-- Given exercise --
Locate the word "Copaivabalsam" in the entries below, then gather every line that holds it.
[start Excerpted data]
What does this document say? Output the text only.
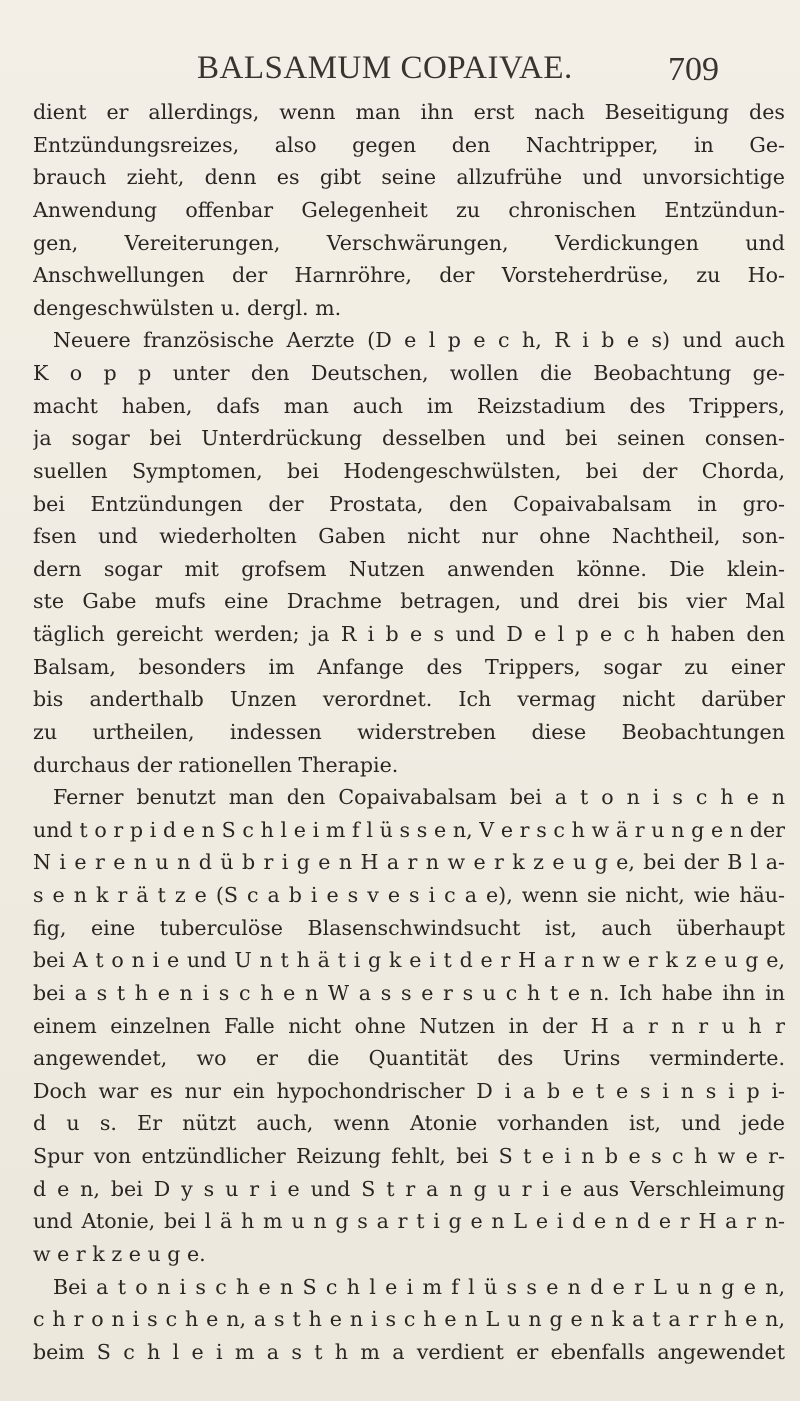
BALSAMUM COPAIVAE.	709
dient er allerdings, wenn man ihn erst nach Beseitigung des
Entzündungsreizes, also gegen den Nachtripper, in Ge-
brauch zieht, denn es gibt seine allzufrühe und unvorsichtige
Anwendung offenbar Gelegenheit zu chronischen Entzündun-
gen, Vereiterungen, Verschwärungen, Verdickungen und
Anschwellungen der Harnröhre, der Vorsteherdrüse, zu Ho-
dengeschwülsten u. dergl. m.
Neuere französische Aerzte (D e l p e c h, R i b e s) und auch
K o p p unter den Deutschen, wollen die Beobachtung ge-
macht haben, dafs man auch im Reizstadium des Trippers,
ja sogar bei Unterdrückung desselben und bei seinen consen-
suellen Symptomen, bei Hodengeschwülsten, bei der Chorda,
bei Entzündungen der Prostata, den Copaivabalsam in gro-
fsen und wiederholten Gaben nicht nur ohne Nachtheil, son-
dern sogar mit grofsem Nutzen anwenden könne. Die klein-
ste Gabe mufs eine Drachme betragen, und drei bis vier Mal
täglich gereicht werden; ja R i b e s und D e l p e c h haben den
Balsam, besonders im Anfange des Trippers, sogar zu einer
bis anderthalb Unzen verordnet. Ich vermag nicht darüber
zu urtheilen, indessen widerstreben diese Beobachtungen
durchaus der rationellen Therapie.
Ferner benutzt man den Copaivabalsam bei a t o n i s c h e n
und t o r p i d e n S c h l e i m f l ü s s e n, V e r s c h w ä r u n g e n der
N i e r e n u n d ü b r i g e n H a r n w e r k z e u g e, bei der B l a-
s e n k r ä t z e (S c a b i e s v e s i c a e), wenn sie nicht, wie häu-
fig, eine tuberculöse Blasenschwindsucht ist, auch überhaupt
bei A t o n i e und U n t h ä t i g k e i t d e r H a r n w e r k z e u g e,
bei a s t h e n i s c h e n W a s s e r s u c h t e n. Ich habe ihn in
einem einzelnen Falle nicht ohne Nutzen in der H a r n r u h r
angewendet, wo er die Quantität des Urins verminderte.
Doch war es nur ein hypochondrischer D i a b e t e s i n s i p i-
d u s. Er nützt auch, wenn Atonie vorhanden ist, und jede
Spur von entzündlicher Reizung fehlt, bei S t e i n b e s c h w e r-
d e n, bei D y s u r i e und S t r a n g u r i e aus Verschleimung
und Atonie, bei l ä h m u n g s a r t i g e n L e i d e n d e r H a r n-
w e r k z e u g e.
Bei a t o n i s c h e n S c h l e i m f l ü s s e n d e r L u n g e n,
c h r o n i s c h e n, a s t h e n i s c h e n L u n g e n k a t a r r h e n,
beim S c h l e i m a s t h m a verdient er ebenfalls angewendet
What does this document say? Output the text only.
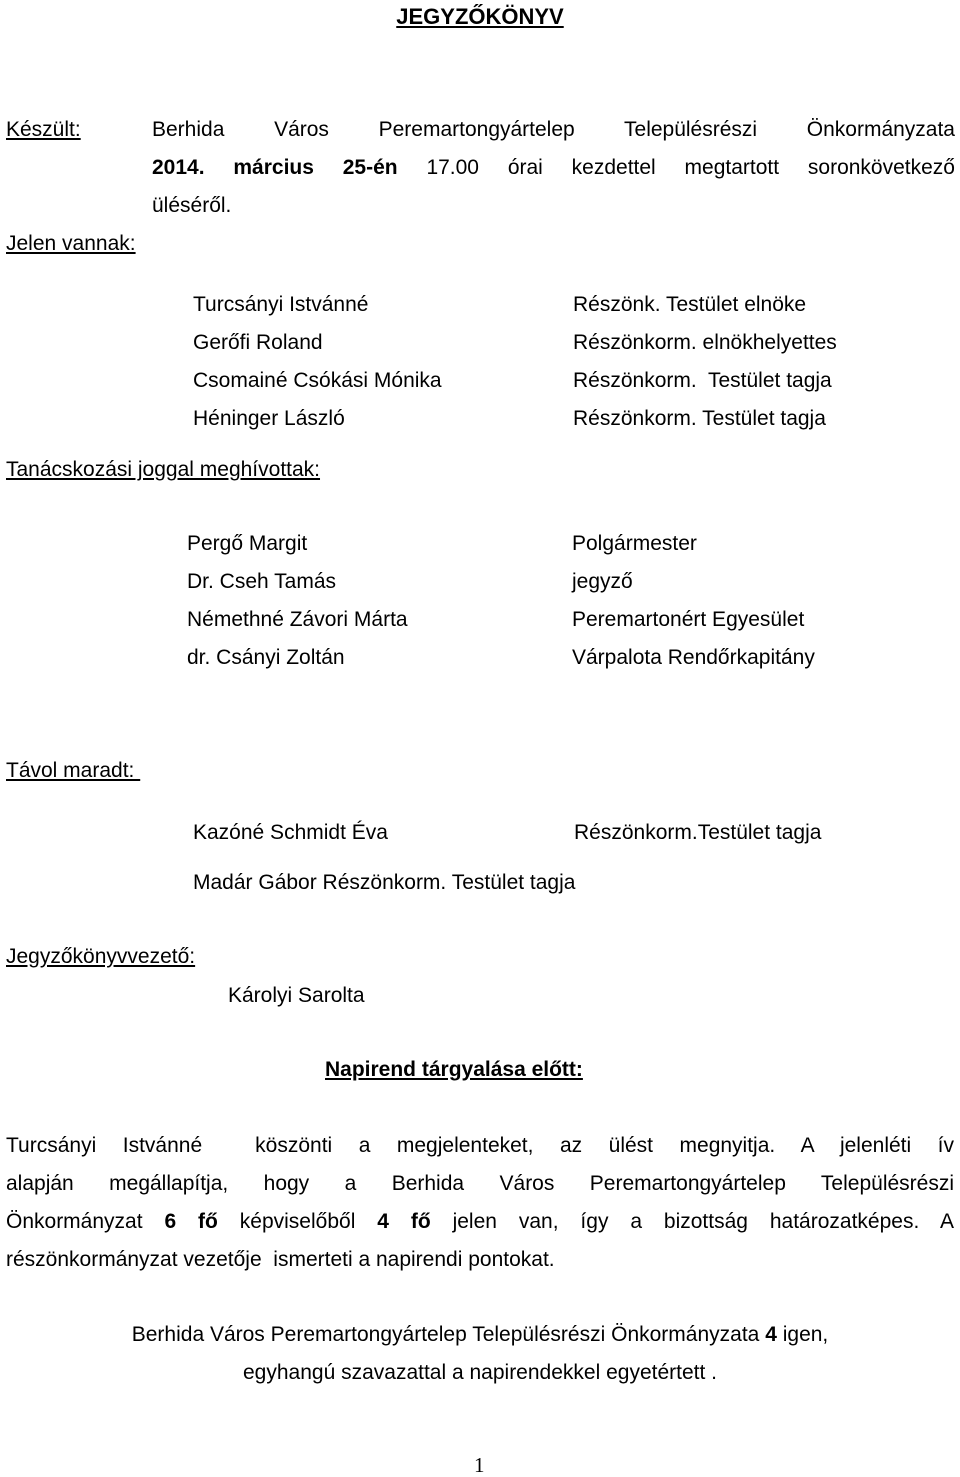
JEGYZŐKÖNYV
Készült:	Berhida Város Peremartongyártelep Településrészi Önkormányzata
2014. március 25-én 17.00 órai kezdettel megtartott soronkövetkező
üléséről.
Jelen vannak:
Turcsányi Istvánné	Részönk. Testület elnöke
Gerőfi Roland	Részönkorm. elnökhelyettes
Csomainé Csókási Mónika	Részönkorm.  Testület tagja
Héninger László	Részönkorm. Testület tagja
Tanácskozási joggal meghívottak:
Pergő Margit	Polgármester
Dr. Cseh Tamás	jegyző
Némethné Závori Márta	Peremartonért Egyesület
dr. Csányi Zoltán	Várpalota Rendőrkapitány
Távol maradt:
Kazóné Schmidt Éva	Részönkorm.Testület tagja
Madár Gábor Részönkorm. Testület tagja
Jegyzőkönyvvezető:
Károlyi Sarolta
Napirend tárgyalása előtt:
Turcsányi Istvánné  köszönti a megjelenteket, az ülést megnyitja. A jelenléti ív
alapján megállapítja, hogy a Berhida Város Peremartongyártelep Településrészi
Önkormányzat 6 fő képviselőből 4 fő jelen van, így a bizottság határozatképes. A
részönkormányzat vezetője  ismerteti a napirendi pontokat.
Berhida Város Peremartongyártelep Településrészi Önkormányzata 4 igen,
egyhangú szavazattal a napirendekkel egyetértett .
1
[end Excerpted data]
-- Response --
bei Entzündungen der Prostata, den Copaivabalsam in gro-
Ferner benutzt man den Copaivabalsam bei a t o n i s c h e n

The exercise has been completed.